EXCERTO DA PÁGINA:
----------

Como todos sabem, a que é considerada a melhor ginasta de todos os tempos, a norte-americana Simone Biles, demonstrou que também é enorme fora dos grandes palcos, como aconteceu nestes jogos olímpicos de Tóquio.

Como resumo simples, Simone marcou presença desde o primeiro dia e dela se esperava tudo e mais alguma coisa, inclusive bater os próprios recordes, algo quase humanamente impossível.

Pois que, com essa pressão acumulada e todos os problemas que desconhecemos do seu dia a dia nos treinos, dos sacrifícios e do esforço a que um atleta de alta competição está obrigado, algo falhou. E, desta vez, não foi o corpo.

Simone demonstrou ser humana, algo para que ninguém estava preparado. E como humana, tem mente para além do corpo. Só que desta vez e pelo que sabemos (o que é sempre pouco), a mente de Simone não estava bem. O que fez a atleta? Assumiu que precisava de tratar a sua saúde mental com urgência. Sim, mesmo na altura em que todos a olhavam e esperavam algo extraordinário.

O que Simone Biles fez pela saúde mental não tem preço. Mostrou que todos, em qualquer altura, podemos sofrer consequências de uma vida de esforço. De uma vida completamente focada em tudo menos no que mais é importante.

A alta competição, seja na ginástica ou num escritório, exige demasiado de quem a vive com consequências dramáticas.

Pensemos um pouco sobre as declarações de Simone, mesmo após ter conseguido duas medalhas nesta competição na única vez que completou um exercício (bronze na trave, prata por equipa): “não sei como me sinto, mas sei que os comandos na minha cabeça não acompanham os movimentos do corpo, ou seja, tudo para mim tem sido uma acrobacia mental (um “twistie”). Estava pronta, foi para isto que treinei toda a vida, mas não estava em sincronia e não consigo controlar isso”.

Simone afirmou que está na hora de tratar dela, de perceber o que se passa, de resolver os problemas mentais, porque fisicamente continua a 100%. Quando lhe perguntaram sobre os próximos J.O. de 2024 em Paris, foi assertiva quando respondeu que nem está a pensar nisso.

A coragem que demonstrou é rara numa super atleta ou num super funcionário que nos habituou a performances fora do normal. Também eles têm os seus limites e a honestidade e frontalidade com que assumiu este problema é um sinal claro para todos nós: será que conhecemos os nossos próprios limites, o impacto do stress diário, da ansiedade, do medo de falhar quando nos comprometemos?

----------

OS DADOS:
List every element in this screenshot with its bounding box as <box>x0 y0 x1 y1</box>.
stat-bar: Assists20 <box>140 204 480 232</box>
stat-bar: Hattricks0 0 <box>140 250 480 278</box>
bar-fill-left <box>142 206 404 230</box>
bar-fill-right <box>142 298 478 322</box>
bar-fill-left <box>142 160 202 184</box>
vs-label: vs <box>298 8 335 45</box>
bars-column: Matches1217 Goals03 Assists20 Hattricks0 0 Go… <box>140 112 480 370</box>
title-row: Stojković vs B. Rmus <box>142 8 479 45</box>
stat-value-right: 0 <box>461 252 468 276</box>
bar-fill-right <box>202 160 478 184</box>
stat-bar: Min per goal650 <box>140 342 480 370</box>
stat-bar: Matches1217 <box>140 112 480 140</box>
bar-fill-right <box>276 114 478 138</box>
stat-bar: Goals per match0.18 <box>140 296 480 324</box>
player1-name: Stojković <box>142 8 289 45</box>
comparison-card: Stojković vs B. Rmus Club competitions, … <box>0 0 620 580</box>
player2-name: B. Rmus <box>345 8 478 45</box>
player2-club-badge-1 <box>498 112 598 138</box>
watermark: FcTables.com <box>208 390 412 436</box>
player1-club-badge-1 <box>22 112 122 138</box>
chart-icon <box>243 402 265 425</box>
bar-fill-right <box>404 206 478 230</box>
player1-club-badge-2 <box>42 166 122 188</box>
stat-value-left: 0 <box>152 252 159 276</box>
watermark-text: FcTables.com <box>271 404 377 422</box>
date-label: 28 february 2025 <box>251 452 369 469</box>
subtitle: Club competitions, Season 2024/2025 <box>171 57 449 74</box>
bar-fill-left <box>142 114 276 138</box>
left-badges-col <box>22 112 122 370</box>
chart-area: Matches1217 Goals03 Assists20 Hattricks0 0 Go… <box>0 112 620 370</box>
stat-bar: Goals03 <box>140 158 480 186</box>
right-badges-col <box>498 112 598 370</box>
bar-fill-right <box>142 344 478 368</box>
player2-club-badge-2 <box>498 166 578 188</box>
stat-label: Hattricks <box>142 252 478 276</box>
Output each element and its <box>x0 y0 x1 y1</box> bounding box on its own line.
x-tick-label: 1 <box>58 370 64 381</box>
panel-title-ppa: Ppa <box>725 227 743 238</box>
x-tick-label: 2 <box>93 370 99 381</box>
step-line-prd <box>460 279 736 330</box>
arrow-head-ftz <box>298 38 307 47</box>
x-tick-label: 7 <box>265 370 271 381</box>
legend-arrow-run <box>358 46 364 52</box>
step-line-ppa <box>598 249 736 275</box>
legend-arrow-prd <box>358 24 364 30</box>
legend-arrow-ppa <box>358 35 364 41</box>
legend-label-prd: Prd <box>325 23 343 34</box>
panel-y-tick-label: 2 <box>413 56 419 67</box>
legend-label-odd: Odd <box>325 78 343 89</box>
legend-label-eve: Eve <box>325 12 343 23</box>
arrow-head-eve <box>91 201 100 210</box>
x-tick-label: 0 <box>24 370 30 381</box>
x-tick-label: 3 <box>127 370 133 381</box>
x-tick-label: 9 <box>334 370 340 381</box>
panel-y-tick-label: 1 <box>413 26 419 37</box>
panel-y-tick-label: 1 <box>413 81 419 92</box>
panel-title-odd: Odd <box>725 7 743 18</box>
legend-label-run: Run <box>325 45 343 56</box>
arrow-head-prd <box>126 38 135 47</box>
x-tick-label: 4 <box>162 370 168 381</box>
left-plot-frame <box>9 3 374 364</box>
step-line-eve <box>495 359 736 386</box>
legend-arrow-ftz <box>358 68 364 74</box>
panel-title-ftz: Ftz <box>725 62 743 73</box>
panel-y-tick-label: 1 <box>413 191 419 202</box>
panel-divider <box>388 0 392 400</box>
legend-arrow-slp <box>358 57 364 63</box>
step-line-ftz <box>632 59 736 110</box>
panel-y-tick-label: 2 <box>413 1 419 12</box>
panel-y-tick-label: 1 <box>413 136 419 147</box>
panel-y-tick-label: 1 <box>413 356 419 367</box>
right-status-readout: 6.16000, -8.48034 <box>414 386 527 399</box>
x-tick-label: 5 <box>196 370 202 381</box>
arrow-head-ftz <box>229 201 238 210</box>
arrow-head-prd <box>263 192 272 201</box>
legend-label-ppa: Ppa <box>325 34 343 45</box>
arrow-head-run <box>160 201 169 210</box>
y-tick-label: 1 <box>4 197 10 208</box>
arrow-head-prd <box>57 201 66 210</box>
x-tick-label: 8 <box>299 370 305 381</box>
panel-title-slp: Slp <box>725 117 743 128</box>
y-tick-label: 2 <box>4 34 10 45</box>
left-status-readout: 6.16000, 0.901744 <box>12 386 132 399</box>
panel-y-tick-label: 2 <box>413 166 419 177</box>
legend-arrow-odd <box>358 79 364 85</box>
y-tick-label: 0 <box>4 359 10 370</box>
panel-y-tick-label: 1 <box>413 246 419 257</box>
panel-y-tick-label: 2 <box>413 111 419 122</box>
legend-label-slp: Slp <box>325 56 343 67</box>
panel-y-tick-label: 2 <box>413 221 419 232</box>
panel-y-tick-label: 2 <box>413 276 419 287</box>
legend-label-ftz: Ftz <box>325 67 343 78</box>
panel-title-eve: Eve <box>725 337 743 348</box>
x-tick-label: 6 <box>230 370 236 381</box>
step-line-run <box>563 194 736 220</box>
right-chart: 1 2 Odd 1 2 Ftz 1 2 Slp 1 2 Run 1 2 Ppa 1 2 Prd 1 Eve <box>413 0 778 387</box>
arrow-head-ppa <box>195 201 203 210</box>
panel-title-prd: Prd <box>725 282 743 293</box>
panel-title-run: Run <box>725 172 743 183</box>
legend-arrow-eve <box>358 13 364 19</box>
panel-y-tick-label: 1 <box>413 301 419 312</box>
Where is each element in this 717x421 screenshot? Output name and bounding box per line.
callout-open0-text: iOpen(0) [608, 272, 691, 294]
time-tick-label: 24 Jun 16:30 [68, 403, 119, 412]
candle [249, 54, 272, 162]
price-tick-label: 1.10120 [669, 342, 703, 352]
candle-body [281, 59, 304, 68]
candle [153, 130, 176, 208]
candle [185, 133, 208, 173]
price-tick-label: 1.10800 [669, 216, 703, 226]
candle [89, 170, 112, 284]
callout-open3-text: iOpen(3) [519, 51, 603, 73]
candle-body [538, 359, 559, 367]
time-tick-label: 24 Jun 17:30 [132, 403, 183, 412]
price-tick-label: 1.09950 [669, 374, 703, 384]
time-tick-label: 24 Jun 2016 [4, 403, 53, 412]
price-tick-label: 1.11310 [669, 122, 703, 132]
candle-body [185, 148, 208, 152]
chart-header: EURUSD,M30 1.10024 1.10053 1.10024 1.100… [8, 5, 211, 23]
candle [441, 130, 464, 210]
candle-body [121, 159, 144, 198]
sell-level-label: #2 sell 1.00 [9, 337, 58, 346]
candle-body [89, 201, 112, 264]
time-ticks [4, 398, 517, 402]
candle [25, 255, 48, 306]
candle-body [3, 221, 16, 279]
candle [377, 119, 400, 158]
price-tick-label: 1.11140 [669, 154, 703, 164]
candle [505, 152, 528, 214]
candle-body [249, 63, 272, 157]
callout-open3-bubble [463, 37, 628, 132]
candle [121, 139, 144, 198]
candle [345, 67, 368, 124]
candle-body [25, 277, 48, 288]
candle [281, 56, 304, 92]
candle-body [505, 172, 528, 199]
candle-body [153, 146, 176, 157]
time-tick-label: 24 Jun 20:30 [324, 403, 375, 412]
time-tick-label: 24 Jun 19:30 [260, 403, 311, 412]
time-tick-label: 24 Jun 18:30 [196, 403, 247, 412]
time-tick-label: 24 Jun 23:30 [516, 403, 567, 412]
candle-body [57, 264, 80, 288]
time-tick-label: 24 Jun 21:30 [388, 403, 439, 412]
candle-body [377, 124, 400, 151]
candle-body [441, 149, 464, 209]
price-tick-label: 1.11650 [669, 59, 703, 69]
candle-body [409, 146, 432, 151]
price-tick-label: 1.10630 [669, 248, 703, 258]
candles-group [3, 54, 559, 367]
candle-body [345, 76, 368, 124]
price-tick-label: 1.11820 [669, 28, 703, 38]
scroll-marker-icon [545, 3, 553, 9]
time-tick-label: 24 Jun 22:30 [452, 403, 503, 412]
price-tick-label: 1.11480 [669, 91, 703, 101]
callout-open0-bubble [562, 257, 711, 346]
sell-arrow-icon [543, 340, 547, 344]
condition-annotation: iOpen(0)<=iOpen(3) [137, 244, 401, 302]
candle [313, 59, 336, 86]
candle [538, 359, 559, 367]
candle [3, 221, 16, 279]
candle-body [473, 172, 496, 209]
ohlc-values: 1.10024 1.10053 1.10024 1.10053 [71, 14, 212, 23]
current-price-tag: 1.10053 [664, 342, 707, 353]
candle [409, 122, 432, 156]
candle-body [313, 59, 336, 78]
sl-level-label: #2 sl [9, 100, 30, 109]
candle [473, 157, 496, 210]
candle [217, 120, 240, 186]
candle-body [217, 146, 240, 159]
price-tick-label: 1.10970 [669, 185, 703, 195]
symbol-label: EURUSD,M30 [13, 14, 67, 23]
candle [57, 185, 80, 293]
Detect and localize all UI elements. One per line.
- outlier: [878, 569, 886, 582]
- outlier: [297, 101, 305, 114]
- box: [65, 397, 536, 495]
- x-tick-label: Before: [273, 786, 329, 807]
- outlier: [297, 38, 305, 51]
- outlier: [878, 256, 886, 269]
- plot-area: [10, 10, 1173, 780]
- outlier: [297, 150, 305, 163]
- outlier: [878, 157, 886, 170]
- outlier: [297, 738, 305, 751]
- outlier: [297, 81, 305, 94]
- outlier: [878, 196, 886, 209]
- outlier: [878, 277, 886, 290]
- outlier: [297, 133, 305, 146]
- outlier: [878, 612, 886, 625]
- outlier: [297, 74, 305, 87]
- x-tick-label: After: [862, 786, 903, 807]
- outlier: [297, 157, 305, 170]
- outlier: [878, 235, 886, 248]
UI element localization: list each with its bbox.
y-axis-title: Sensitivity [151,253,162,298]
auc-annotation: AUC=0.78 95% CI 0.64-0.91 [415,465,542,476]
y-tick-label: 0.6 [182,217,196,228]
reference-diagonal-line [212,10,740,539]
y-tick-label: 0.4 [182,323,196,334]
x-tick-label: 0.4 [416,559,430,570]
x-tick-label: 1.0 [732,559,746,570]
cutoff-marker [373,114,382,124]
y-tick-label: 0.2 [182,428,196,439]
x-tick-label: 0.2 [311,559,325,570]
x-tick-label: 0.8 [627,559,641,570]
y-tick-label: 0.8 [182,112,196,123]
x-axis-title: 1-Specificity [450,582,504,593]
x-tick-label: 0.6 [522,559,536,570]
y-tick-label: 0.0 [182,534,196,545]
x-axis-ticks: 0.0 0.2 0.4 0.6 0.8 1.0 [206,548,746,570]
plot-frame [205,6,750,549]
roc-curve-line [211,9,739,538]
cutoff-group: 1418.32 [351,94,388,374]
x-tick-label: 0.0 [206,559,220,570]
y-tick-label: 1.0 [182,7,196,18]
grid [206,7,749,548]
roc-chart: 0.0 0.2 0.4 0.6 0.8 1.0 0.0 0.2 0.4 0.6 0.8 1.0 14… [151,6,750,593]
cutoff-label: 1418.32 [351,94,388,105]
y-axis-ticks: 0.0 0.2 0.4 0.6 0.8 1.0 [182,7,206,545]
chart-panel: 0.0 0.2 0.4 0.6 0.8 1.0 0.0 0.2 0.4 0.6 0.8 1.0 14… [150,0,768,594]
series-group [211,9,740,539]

----------

CONJUNTO DE TAREFAS:
**1)** Cite o trecho do texto sobre Simone Biles, começando em "Como resumo simples, Simone" e terminando em "esperavam algo extraordinário.".
**2)** Reescreva em forma de lista o parágrafo do texto sobre Simone Biles iniciado por "Simone afirmou que está na hora", conservando os factos principais.

SOLUÇÕES DAS TAREFAS:
**1)**
Como resumo simples, Simone marcou presença desde o primeiro dia e dela se esperava tudo e mais alguma coisa, inclusive bater os próprios recordes, algo quase humanamente impossível.

Pois que, com essa pressão acumulada e todos os problemas que desconhecemos do seu dia a dia nos treinos, dos sacrifícios e do esforço a que um atleta de alta competição está obrigado, algo falhou. E, desta vez, não foi o corpo.

Simone demonstrou ser humana, algo para que ninguém estava preparado. E como humana, tem mente para além do corpo. Só que desta vez e pelo que sabemos (o que é sempre pouco), a mente de Simone não estava bem. O que fez a atleta? Assumiu que precisava de tratar a sua saúde mental com urgência. Sim, mesmo na altura em que todos a olhavam e esperavam algo extraordinário.

**2)**
- Simone afirmou que está na hora de tratar de si, de perceber o que se passa e de resolver os problemas mentais.
- Fisicamente, continua a 100%.
- Questionada sobre os J.O. de 2024 em Paris, respondeu com assertividade que nem está a pensar nisso.